The listing must be reproduced in full, exactly as it stands.

— start EXERCISE INPUTS —

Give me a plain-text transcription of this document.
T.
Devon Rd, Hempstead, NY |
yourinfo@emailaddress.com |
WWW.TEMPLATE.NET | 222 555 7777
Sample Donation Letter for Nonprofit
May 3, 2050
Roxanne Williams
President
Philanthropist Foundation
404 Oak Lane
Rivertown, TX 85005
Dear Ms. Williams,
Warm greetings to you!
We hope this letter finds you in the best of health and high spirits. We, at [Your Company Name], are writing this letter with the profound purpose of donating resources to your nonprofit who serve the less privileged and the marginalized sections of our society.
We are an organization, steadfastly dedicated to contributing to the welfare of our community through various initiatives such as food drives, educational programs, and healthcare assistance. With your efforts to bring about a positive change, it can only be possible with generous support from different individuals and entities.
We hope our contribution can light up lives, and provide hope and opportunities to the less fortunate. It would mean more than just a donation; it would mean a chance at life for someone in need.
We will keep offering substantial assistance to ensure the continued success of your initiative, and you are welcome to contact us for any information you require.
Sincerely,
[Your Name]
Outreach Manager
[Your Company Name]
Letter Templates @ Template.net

— end EXERCISE INPUTS —

## FINAL RESULT
Give me a plain-text transcription of this document.
T.
Devon Rd, Hempstead, NY |
yourinfo@emailaddress.com |
WWW.TEMPLATE.NET | 222 555 7777
Sample Donation Letter for Nonprofit
May 3, 2050
Roxanne Williams
President
Philanthropist Foundation
404 Oak Lane
Rivertown, TX 85005
Dear Ms. Williams,
Warm greetings to you!
We hope this letter finds you in the best of health and high spirits. We, at [Your Company Name], are writing this letter with the profound purpose of donating resources to your nonprofit who serve the less privileged and the marginalized sections of our society.
We are an organization, steadfastly dedicated to contributing to the welfare of our community through various initiatives such as food drives, educational programs, and healthcare assistance. With your efforts to bring about a positive change, it can only be possible with generous support from different individuals and entities.
We hope our contribution can light up lives, and provide hope and opportunities to the less fortunate. It would mean more than just a donation; it would mean a chance at life for someone in need.
We will keep offering substantial assistance to ensure the continued success of your initiative, and you are welcome to contact us for any information you require.
Sincerely,
[Your Name]
Outreach Manager
[Your Company Name]
Letter Templates @ Template.net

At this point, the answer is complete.